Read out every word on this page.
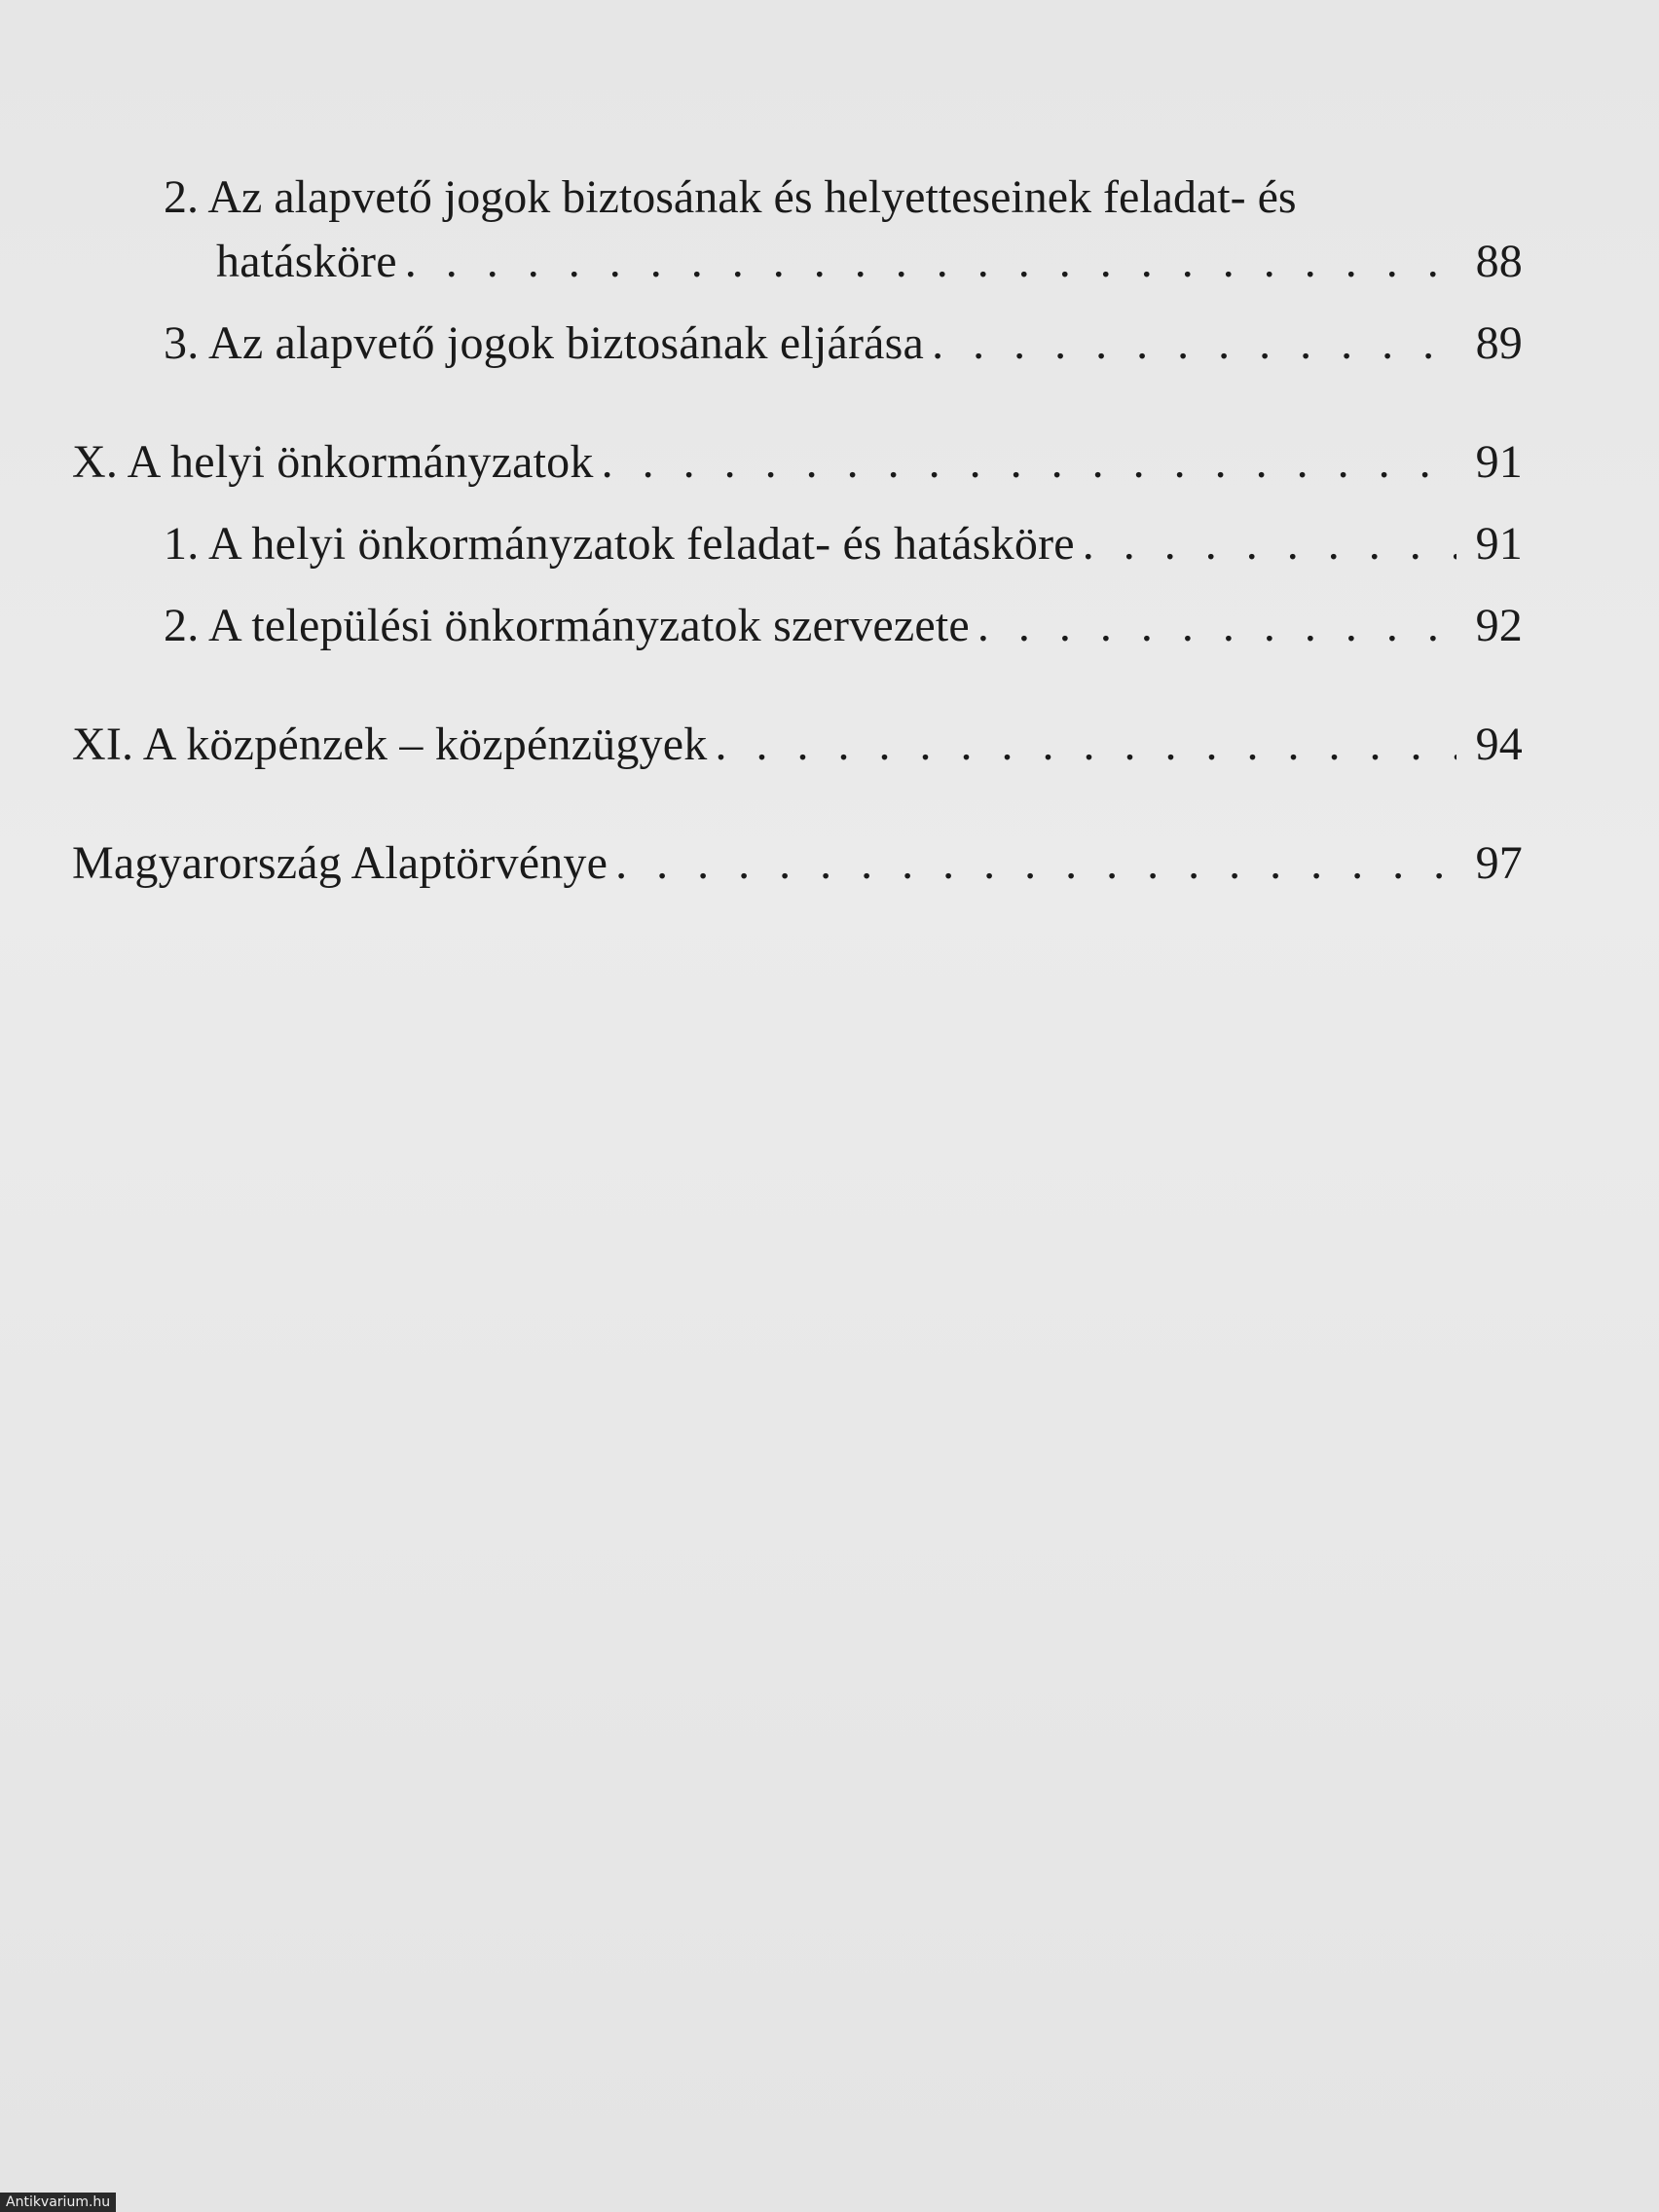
2. Az alapvető jogok biztosának és helyetteseinek feladat- és
hatásköre . . .	88
3. Az alapvető jogok biztosának eljárása . . .	89
X. A helyi önkormányzatok . . .	91
1. A helyi önkormányzatok feladat- és hatásköre . . .	91
2. A települési önkormányzatok szervezete . . .	92
XI. A közpénzek – közpénzügyek . . .	94
Magyarország Alaptörvénye . . .	97
Antikvarium.hu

◆ ◆ ◆ ◆ ◆ ◆ ◆

#### [Aim]
From the records above, pull out every line containing the word "biztosának".

#### [Finished exercise]
2. Az alapvető jogok biztosának és helyetteseinek feladat- és
3. Az alapvető jogok biztosának eljárása . . .	89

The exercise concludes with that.